#### Entries supplied:
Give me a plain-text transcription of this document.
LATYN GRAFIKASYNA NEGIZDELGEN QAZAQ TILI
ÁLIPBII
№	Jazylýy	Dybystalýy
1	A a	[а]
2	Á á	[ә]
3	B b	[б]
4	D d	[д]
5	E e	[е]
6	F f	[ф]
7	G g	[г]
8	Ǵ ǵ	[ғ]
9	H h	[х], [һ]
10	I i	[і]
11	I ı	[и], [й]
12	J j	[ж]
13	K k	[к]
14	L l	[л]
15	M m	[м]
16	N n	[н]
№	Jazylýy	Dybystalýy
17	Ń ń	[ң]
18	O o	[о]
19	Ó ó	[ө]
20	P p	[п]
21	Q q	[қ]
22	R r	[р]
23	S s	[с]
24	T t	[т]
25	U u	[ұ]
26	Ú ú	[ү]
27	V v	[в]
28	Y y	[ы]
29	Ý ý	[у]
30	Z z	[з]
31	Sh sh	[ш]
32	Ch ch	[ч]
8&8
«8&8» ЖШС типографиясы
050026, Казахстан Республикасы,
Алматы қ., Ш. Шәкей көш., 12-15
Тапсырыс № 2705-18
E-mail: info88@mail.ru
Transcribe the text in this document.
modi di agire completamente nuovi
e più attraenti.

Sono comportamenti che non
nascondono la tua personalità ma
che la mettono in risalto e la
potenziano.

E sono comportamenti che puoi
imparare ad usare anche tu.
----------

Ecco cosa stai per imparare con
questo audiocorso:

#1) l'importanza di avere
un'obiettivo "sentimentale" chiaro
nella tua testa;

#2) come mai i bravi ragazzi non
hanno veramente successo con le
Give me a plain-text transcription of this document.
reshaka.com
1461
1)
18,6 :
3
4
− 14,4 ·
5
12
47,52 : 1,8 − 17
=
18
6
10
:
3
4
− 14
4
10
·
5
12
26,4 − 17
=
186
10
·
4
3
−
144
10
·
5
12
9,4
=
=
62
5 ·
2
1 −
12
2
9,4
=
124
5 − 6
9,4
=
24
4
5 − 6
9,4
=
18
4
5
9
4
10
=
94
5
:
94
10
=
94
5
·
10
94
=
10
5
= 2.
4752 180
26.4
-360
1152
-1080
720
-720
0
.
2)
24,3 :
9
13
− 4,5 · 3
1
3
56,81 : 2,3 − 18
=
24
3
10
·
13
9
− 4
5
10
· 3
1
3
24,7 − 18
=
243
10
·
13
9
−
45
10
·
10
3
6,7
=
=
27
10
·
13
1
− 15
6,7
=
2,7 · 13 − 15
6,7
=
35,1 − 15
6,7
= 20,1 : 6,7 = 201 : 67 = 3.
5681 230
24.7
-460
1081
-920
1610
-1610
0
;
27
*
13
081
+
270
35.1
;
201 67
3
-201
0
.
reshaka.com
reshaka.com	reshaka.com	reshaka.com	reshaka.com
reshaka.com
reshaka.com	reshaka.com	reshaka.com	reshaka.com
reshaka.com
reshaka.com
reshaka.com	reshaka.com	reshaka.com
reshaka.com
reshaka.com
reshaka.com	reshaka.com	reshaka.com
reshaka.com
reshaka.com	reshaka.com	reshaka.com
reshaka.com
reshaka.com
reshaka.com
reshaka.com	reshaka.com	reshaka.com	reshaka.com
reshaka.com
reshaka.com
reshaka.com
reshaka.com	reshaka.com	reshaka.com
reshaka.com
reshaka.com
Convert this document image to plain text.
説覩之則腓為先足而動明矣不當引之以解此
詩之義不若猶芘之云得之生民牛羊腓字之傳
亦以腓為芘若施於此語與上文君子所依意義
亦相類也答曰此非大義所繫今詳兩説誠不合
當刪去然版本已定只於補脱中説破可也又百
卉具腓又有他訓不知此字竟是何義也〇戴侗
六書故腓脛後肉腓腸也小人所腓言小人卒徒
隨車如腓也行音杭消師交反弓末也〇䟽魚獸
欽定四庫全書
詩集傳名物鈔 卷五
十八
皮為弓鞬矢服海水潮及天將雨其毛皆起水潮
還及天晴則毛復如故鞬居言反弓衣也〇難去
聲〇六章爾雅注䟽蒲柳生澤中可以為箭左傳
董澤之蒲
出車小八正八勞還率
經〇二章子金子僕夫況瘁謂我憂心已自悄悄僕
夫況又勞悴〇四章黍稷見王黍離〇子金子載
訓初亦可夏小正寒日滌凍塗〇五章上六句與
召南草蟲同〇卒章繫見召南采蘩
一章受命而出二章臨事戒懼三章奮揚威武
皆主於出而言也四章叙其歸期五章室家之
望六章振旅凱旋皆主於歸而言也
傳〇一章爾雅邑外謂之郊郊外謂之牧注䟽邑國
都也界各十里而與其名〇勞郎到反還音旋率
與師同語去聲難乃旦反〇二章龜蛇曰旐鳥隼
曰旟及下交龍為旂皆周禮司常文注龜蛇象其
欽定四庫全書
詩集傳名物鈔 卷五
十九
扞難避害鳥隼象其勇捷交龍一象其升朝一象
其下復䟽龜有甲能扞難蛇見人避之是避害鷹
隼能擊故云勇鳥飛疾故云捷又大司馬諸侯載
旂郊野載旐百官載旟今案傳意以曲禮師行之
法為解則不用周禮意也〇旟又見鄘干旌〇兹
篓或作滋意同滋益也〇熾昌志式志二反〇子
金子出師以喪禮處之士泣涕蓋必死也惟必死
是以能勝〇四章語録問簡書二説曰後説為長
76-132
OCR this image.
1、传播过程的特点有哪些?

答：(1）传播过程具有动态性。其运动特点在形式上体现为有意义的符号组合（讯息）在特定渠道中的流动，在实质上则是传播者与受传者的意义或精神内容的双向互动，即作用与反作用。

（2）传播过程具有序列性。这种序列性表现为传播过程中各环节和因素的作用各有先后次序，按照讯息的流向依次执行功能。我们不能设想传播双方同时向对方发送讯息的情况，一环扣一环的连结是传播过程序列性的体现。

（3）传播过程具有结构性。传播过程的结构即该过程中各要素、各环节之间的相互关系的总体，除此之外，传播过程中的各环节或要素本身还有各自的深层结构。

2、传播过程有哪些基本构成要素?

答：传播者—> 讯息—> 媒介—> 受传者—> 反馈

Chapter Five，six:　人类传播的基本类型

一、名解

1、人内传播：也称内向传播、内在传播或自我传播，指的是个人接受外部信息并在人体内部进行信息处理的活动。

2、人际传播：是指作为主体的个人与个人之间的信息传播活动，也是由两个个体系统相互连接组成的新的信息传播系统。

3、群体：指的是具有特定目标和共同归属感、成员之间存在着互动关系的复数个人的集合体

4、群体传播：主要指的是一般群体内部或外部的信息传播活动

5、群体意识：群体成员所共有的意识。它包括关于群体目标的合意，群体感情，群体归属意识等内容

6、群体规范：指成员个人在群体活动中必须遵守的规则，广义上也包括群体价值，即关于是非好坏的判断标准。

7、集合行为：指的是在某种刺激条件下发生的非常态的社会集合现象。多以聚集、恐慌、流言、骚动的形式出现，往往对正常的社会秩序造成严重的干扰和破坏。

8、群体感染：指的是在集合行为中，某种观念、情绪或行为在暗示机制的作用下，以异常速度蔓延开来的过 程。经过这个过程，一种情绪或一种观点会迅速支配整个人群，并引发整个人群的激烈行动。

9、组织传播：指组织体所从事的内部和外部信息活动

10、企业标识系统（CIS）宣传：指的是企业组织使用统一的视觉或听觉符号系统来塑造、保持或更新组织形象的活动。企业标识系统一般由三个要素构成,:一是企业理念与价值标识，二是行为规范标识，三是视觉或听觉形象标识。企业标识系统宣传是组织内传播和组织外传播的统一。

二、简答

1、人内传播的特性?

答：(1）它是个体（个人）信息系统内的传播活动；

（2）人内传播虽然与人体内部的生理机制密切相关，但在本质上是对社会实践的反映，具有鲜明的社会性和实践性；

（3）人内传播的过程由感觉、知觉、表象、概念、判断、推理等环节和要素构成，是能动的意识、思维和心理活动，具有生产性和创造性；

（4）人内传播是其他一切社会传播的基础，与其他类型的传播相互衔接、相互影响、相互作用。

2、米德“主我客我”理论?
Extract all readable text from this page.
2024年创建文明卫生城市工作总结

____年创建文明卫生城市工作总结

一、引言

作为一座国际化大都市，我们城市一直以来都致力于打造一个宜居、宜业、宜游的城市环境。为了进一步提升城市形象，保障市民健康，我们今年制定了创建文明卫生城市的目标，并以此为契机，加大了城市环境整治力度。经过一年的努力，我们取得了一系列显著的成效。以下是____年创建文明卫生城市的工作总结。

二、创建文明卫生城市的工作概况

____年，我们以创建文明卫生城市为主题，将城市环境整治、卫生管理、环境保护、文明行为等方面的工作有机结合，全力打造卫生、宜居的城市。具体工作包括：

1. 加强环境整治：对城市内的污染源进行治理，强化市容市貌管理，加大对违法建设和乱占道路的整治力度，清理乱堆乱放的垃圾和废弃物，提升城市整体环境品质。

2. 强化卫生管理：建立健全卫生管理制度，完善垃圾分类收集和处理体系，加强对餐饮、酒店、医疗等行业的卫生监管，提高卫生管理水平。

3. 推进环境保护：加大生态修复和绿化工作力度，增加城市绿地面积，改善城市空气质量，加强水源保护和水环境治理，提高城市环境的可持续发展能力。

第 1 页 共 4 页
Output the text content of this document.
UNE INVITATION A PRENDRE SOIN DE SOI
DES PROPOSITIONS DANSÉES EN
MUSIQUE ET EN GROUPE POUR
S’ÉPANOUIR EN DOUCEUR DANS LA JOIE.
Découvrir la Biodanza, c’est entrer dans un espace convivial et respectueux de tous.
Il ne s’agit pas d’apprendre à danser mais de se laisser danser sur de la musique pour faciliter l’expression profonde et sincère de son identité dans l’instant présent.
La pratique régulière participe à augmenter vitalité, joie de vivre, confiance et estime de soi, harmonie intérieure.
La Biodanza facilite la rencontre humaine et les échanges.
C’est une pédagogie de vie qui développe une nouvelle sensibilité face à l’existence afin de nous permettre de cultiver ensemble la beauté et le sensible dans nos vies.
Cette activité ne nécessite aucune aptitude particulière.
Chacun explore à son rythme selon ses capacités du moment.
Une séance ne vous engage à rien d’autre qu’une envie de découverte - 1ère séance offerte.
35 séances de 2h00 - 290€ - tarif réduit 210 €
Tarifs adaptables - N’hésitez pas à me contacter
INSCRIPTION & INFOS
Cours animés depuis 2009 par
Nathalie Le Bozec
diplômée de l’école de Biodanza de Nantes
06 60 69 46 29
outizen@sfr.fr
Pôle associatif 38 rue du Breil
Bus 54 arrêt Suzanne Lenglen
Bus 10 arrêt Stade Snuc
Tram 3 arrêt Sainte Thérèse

#### Exercise description:
Select and copy every line of the listing with the word "comportamenti".

#### Output of the exercise:
Sono comportamenti che non
E sono comportamenti che puoi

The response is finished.